With these considerations in mind, we reject Israni's position that City should have timed the request for immediate possession to better protect his interests under the lease, to avoid imposing substantial hardship on him.   We find no error in the trial court's finding that the operation of the lease provisions in this context did not amount to a substantial hardship to Israni.   Israni had no clear entitlement to an interpretation of the lease in his favor to allow him compensation for tenant improvements that he had earlier acknowledged should go to VVSD in the event of condemnation.   As more fully discussed in part VI, post, we have found no support in the record for his contention that the OIP was primarily intended to render a benefit to a private organization, the VVSD, and unfairly creates hardship for him.   As shown by the Resolution, the public necessity findings pertained to the City and its duty to provide homeless services, not to a private organization's needs.

 Our reading of the term “substantial hardship” as defined by section 1255.420 requires that such hardship, to justify a stay order, must have a specific relationship to the particular interval between the application for the OIP and its proposed effective date.   Section 1255.420 does not appear to require or allow a determination that a substantial hardship to the property owner may arise out of indirect effects of existing contractual arrangements that do not depend mainly upon the effective date of the OIP. Here, the lease's condemnation provision awarding VVSD the value of its tenant improvements if VVSD loses possession of the Property during the lease term because of condemnation proceedings was not recently enacted or specifically designed to apply to the period that possession of the property was being litigated.   In deciding the stay request at this preliminary stage of the proceedings, the trial court was not required to accept Israni's claim he would lose the value of VVSD's tenant improvements if the effective date of the OIP were set on or before the end of the lease term on September 14, 2000, nor that such a loss constituted a section 1255.420 substantial hardship.

Records shown:
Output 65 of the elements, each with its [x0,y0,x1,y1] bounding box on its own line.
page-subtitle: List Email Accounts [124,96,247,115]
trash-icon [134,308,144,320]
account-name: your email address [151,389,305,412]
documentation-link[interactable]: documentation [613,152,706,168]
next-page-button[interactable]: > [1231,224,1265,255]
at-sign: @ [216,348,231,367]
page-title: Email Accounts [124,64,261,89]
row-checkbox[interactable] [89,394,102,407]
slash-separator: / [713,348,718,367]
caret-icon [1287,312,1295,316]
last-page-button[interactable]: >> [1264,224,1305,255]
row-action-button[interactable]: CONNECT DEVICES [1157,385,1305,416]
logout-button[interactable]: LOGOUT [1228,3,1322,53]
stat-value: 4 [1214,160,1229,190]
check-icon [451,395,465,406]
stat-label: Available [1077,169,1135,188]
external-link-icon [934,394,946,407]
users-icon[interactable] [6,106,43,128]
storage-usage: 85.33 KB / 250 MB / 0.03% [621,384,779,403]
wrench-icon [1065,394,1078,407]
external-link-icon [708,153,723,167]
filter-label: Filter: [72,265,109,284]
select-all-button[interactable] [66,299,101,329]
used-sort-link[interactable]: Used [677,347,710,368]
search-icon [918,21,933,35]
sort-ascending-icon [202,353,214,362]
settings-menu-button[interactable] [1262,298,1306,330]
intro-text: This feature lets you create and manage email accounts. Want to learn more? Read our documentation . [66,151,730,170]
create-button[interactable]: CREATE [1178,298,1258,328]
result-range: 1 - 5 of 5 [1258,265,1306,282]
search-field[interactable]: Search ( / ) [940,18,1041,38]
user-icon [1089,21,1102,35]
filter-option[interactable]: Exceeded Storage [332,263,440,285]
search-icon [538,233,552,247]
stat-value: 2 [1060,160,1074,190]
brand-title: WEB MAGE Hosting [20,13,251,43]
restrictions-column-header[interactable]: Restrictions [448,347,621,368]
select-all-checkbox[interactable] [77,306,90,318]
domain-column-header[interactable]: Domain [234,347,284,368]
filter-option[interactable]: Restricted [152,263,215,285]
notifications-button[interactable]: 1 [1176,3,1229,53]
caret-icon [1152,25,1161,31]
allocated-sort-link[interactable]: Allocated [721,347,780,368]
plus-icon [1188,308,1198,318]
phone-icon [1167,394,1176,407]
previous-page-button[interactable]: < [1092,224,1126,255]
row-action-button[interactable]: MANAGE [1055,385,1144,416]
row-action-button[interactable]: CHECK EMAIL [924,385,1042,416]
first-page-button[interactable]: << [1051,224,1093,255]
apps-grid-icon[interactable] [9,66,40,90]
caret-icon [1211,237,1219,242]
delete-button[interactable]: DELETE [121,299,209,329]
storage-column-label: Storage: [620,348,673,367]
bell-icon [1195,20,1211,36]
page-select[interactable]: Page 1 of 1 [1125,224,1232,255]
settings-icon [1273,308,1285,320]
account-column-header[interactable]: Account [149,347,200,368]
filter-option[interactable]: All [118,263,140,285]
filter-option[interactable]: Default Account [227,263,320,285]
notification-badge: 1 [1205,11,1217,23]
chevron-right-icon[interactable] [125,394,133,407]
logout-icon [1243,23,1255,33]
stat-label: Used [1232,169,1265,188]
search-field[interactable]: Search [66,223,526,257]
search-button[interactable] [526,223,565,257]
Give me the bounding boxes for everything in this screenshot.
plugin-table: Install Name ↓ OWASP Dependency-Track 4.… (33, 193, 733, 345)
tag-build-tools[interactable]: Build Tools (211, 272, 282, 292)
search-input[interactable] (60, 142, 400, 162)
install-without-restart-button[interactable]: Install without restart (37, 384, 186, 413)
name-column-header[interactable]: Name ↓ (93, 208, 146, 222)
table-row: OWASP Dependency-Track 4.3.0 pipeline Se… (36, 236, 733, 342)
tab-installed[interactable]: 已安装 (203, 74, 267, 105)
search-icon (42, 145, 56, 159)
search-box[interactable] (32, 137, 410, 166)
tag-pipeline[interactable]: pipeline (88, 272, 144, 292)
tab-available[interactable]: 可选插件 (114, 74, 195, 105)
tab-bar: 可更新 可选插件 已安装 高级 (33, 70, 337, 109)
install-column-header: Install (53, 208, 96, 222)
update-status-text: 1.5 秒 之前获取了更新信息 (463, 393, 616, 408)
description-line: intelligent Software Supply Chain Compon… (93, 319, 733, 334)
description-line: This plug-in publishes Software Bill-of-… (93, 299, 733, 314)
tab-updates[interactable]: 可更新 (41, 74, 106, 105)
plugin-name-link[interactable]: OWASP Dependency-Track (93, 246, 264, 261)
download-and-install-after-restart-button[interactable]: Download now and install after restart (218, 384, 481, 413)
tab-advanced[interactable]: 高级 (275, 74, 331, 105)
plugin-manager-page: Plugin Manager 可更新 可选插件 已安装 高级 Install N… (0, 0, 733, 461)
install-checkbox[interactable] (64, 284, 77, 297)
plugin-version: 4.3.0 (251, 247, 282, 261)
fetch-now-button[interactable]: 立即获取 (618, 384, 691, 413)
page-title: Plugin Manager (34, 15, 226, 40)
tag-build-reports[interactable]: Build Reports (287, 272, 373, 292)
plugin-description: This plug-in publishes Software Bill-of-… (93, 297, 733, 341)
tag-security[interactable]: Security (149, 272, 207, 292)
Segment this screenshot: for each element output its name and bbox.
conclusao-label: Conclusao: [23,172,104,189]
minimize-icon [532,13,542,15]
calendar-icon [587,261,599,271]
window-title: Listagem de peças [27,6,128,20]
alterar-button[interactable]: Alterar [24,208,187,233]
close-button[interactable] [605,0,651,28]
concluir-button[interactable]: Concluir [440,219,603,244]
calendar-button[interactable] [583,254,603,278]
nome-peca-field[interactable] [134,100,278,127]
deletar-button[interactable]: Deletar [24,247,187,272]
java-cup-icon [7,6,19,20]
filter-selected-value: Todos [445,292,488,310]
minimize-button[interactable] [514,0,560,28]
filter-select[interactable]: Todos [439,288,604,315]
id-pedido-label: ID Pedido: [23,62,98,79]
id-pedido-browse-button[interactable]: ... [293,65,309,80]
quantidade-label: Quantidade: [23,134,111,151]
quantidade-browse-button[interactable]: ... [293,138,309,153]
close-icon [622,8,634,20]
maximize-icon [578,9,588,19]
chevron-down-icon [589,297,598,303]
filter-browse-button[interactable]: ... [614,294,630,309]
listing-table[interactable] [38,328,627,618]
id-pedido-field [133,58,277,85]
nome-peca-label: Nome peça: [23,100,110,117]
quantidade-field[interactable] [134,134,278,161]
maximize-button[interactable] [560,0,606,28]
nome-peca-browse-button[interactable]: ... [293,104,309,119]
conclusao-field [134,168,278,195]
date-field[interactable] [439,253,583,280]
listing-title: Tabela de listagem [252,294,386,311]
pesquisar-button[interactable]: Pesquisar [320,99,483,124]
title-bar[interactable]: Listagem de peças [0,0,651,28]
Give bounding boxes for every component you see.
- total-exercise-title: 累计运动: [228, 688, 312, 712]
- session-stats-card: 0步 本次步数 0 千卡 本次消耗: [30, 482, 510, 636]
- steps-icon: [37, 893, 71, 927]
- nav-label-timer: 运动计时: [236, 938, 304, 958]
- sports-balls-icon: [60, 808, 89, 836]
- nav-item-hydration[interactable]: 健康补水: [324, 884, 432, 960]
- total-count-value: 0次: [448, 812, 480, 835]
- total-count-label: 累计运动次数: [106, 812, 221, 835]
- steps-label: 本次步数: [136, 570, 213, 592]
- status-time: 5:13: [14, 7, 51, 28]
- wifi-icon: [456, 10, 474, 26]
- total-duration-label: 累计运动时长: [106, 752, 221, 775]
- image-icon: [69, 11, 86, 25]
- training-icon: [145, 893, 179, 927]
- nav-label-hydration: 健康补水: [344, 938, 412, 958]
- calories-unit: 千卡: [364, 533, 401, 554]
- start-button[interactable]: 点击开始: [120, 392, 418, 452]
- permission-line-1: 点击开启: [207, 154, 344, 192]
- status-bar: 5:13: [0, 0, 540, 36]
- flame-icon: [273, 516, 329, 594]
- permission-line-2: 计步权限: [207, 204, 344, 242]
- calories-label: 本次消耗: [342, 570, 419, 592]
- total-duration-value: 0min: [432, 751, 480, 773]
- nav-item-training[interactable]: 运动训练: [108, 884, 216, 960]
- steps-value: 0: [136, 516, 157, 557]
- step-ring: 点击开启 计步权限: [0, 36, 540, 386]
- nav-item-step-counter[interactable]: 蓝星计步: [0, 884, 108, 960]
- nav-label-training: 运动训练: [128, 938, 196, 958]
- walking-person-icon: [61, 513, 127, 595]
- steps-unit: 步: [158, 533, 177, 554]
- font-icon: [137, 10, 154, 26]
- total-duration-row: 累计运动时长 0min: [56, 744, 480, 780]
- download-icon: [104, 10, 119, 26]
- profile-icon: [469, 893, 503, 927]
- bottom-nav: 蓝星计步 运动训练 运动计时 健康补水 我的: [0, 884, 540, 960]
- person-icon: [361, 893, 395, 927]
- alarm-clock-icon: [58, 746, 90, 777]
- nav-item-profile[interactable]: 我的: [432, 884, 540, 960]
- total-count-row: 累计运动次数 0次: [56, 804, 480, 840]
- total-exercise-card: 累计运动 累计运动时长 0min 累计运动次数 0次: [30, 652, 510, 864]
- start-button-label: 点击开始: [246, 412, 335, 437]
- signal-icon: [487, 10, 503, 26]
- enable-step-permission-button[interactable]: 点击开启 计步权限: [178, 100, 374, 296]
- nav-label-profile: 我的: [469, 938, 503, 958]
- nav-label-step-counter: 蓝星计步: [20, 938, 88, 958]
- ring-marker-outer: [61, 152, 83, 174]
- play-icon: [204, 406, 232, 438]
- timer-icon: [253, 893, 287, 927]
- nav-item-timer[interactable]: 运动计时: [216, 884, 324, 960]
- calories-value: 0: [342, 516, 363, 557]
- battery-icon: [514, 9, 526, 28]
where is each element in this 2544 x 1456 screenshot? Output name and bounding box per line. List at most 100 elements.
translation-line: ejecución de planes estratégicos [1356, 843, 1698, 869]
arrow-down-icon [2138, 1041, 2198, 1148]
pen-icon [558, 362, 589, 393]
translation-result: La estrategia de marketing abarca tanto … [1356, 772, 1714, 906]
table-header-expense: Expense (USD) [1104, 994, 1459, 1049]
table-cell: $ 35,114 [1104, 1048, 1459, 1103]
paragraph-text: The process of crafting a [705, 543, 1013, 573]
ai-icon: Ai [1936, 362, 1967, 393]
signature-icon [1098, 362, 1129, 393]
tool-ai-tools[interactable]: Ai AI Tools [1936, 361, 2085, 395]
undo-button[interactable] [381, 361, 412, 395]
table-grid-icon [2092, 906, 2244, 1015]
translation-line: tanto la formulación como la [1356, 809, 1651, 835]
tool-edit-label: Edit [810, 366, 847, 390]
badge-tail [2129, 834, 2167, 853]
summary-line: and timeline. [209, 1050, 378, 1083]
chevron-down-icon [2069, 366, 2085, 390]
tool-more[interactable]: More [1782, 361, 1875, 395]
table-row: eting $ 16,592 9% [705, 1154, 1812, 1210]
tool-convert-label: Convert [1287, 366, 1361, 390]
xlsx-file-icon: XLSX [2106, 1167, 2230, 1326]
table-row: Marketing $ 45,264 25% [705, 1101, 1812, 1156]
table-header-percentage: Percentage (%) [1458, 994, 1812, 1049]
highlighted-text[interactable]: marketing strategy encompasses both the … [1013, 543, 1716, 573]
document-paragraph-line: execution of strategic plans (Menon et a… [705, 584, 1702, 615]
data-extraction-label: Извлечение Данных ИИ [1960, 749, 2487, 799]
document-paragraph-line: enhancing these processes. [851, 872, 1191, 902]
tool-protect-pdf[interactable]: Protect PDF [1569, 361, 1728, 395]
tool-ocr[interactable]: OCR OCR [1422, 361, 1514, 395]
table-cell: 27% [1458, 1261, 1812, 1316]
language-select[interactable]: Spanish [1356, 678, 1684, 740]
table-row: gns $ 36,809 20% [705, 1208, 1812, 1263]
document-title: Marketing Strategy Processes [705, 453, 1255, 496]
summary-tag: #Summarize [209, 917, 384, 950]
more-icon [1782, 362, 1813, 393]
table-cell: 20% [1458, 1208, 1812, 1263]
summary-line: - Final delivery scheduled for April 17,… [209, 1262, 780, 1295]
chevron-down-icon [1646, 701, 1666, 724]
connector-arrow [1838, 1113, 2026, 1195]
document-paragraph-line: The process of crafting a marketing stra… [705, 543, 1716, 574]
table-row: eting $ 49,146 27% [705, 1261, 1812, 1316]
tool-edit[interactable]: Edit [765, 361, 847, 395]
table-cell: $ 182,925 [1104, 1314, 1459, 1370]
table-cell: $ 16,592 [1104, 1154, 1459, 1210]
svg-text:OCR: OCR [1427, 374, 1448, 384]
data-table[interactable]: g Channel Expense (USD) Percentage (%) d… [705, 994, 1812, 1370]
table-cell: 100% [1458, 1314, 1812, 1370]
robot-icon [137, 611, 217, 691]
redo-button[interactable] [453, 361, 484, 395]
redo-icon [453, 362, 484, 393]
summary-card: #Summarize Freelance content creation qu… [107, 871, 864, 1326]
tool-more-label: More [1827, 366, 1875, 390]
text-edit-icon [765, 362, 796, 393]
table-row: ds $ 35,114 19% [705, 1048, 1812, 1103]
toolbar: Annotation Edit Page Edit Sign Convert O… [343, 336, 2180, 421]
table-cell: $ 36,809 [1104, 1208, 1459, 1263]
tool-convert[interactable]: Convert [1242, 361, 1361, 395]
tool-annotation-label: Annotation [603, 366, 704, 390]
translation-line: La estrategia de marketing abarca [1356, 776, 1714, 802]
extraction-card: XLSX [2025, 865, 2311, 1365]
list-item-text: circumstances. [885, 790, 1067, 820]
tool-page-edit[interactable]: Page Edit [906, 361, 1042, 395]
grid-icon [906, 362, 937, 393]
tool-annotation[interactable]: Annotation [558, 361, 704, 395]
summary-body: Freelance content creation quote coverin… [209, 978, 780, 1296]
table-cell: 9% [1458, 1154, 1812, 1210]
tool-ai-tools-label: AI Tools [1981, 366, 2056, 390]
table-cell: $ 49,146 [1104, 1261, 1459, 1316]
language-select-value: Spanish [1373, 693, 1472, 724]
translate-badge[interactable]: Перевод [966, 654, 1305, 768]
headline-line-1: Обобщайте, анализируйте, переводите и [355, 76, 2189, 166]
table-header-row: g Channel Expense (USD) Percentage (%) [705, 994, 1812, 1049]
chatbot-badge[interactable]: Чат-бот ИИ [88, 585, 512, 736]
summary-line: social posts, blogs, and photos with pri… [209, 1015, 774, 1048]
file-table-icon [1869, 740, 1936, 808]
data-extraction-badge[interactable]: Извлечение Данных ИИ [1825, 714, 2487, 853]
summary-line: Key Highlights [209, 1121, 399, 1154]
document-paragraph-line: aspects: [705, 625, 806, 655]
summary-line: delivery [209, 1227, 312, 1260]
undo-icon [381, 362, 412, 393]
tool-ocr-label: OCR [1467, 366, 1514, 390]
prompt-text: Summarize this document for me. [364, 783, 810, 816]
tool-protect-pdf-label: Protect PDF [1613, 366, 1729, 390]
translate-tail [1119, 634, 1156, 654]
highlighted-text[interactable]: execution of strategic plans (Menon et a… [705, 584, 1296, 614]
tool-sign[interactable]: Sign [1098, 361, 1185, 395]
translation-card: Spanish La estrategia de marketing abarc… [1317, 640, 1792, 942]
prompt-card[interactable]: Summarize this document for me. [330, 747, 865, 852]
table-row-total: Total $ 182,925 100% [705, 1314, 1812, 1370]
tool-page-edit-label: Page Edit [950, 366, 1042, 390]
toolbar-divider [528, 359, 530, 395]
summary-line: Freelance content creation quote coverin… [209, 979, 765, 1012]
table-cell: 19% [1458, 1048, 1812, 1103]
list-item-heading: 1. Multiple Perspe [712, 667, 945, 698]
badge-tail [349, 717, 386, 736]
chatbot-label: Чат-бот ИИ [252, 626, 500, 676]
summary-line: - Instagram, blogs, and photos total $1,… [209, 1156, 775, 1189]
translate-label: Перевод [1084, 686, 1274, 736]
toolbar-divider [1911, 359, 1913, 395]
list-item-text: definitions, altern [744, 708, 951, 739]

Tasks:
- A) According to the court excerpt, why did the lease's condemnation provision not amount to a substantial hardship under section 1255.420? Answer in one to three sentences.
- B) Reproduce the rows from the first line of the rows through the line that contains "row-checkbox[interactable] [89,394,102,407]", with both of those lines included.
The court excerpt and the rows were taken from unrelated sources.

Results of the exercise:
- A) Under section 1255.420, a hardship that justifies a stay must relate specifically to the interval between the application for the OIP and its proposed effective date, not to indirect effects of existing contracts. The lease's condemnation provision was not recently enacted or specifically designed to apply to the period during which possession of the property was being litigated.

- B)
Output 65 of the elements, each with its [x0,y0,x1,y1] bounding box on its own line.
page-subtitle: List Email Accounts [124,96,247,115]
trash-icon [134,308,144,320]
account-name: your email address [151,389,305,412]
documentation-link[interactable]: documentation [613,152,706,168]
next-page-button[interactable]: > [1231,224,1265,255]
at-sign: @ [216,348,231,367]
page-title: Email Accounts [124,64,261,89]
row-checkbox[interactable] [89,394,102,407]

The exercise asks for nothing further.